What you should do: Filter the lines below, copying only those with the string "this".

Figure contents as structured data

☆ ☆ ☆ ☆ ☆

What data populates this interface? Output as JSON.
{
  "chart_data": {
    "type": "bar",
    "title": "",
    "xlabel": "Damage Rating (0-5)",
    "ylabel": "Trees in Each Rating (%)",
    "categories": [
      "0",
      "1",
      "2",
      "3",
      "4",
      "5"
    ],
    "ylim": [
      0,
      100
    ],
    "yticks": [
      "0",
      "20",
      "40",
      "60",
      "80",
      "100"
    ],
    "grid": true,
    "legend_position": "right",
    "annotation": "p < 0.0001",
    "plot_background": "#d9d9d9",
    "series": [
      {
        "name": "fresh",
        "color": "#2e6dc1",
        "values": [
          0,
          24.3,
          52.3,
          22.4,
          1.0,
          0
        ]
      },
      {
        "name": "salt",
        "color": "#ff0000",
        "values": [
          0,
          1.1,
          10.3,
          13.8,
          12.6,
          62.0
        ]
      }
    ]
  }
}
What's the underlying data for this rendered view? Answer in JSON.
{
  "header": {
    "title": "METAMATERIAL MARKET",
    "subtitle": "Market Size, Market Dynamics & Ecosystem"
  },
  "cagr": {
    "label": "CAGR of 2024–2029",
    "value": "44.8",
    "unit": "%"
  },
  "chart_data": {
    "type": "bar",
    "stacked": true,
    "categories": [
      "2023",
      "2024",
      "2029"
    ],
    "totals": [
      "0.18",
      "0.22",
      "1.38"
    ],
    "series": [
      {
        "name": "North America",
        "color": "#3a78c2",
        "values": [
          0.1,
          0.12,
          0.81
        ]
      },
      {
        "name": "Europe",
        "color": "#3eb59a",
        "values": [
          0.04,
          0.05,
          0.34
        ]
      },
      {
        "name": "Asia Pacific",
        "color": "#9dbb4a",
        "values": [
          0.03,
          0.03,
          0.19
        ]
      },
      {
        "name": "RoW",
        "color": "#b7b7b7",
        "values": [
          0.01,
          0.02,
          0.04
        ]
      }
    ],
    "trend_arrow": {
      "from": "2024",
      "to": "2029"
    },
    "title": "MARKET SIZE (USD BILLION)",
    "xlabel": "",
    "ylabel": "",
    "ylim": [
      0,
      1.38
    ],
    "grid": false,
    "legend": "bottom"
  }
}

☆ ☆ ☆ ☆ ☆

Full output:
What data populates this interface? Output as JSON.
What's the underlying data for this rendered view? Answer in JSON.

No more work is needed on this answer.